# [Set task]
Copy out the data below verbatim.

# [Input for this task]
○ ○ ○ ○ ○
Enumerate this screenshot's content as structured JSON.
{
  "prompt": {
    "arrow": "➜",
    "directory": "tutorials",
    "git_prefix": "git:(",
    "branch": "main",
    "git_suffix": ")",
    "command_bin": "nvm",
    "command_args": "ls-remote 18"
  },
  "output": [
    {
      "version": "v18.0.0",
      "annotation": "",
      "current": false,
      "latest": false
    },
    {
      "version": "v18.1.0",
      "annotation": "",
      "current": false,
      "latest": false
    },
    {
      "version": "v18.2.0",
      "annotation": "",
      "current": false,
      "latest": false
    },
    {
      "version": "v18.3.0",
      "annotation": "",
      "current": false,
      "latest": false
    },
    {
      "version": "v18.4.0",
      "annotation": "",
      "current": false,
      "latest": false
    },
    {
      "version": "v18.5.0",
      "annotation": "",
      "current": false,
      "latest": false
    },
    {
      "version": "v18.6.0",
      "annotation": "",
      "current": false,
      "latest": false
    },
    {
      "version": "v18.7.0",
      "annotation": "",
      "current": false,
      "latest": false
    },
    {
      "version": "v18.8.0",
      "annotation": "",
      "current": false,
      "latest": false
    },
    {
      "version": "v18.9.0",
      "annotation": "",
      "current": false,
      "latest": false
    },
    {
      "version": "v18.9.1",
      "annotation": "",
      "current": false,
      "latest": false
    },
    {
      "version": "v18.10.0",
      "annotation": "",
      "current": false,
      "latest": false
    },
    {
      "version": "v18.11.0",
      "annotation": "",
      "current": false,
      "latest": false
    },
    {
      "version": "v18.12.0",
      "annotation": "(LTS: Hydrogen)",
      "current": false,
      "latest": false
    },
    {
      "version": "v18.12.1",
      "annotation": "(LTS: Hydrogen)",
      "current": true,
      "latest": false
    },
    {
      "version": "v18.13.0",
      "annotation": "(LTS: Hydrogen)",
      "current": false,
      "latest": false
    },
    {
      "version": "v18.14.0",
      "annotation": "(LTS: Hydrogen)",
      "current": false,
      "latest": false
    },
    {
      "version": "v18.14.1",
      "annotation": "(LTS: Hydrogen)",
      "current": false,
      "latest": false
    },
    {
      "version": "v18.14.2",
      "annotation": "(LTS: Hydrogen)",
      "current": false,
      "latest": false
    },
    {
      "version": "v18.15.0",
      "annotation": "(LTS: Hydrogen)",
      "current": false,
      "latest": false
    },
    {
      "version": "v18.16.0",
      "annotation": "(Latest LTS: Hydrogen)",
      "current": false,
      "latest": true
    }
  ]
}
○ ○ ○ ○ ○
# [Response]
Enumerate this screenshot's content as structured JSON.
{
  "prompt": {
    "arrow": "➜",
    "directory": "tutorials",
    "git_prefix": "git:(",
    "branch": "main",
    "git_suffix": ")",
    "command_bin": "nvm",
    "command_args": "ls-remote 18"
  },
  "output": [
    {
      "version": "v18.0.0",
      "annotation": "",
      "current": false,
      "latest": false
    },
    {
      "version": "v18.1.0",
      "annotation": "",
      "current": false,
      "latest": false
    },
    {
      "version": "v18.2.0",
      "annotation": "",
      "current": false,
      "latest": false
    },
    {
      "version": "v18.3.0",
      "annotation": "",
      "current": false,
      "latest": false
    },
    {
      "version": "v18.4.0",
      "annotation": "",
      "current": false,
      "latest": false
    },
    {
      "version": "v18.5.0",
      "annotation": "",
      "current": false,
      "latest": false
    },
    {
      "version": "v18.6.0",
      "annotation": "",
      "current": false,
      "latest": false
    },
    {
      "version": "v18.7.0",
      "annotation": "",
      "current": false,
      "latest": false
    },
    {
      "version": "v18.8.0",
      "annotation": "",
      "current": false,
      "latest": false
    },
    {
      "version": "v18.9.0",
      "annotation": "",
      "current": false,
      "latest": false
    },
    {
      "version": "v18.9.1",
      "annotation": "",
      "current": false,
      "latest": false
    },
    {
      "version": "v18.10.0",
      "annotation": "",
      "current": false,
      "latest": false
    },
    {
      "version": "v18.11.0",
      "annotation": "",
      "current": false,
      "latest": false
    },
    {
      "version": "v18.12.0",
      "annotation": "(LTS: Hydrogen)",
      "current": false,
      "latest": false
    },
    {
      "version": "v18.12.1",
      "annotation": "(LTS: Hydrogen)",
      "current": true,
      "latest": false
    },
    {
      "version": "v18.13.0",
      "annotation": "(LTS: Hydrogen)",
      "current": false,
      "latest": false
    },
    {
      "version": "v18.14.0",
      "annotation": "(LTS: Hydrogen)",
      "current": false,
      "latest": false
    },
    {
      "version": "v18.14.1",
      "annotation": "(LTS: Hydrogen)",
      "current": false,
      "latest": false
    },
    {
      "version": "v18.14.2",
      "annotation": "(LTS: Hydrogen)",
      "current": false,
      "latest": false
    },
    {
      "version": "v18.15.0",
      "annotation": "(LTS: Hydrogen)",
      "current": false,
      "latest": false
    },
    {
      "version": "v18.16.0",
      "annotation": "(Latest LTS: Hydrogen)",
      "current": false,
      "latest": true
    }
  ]
}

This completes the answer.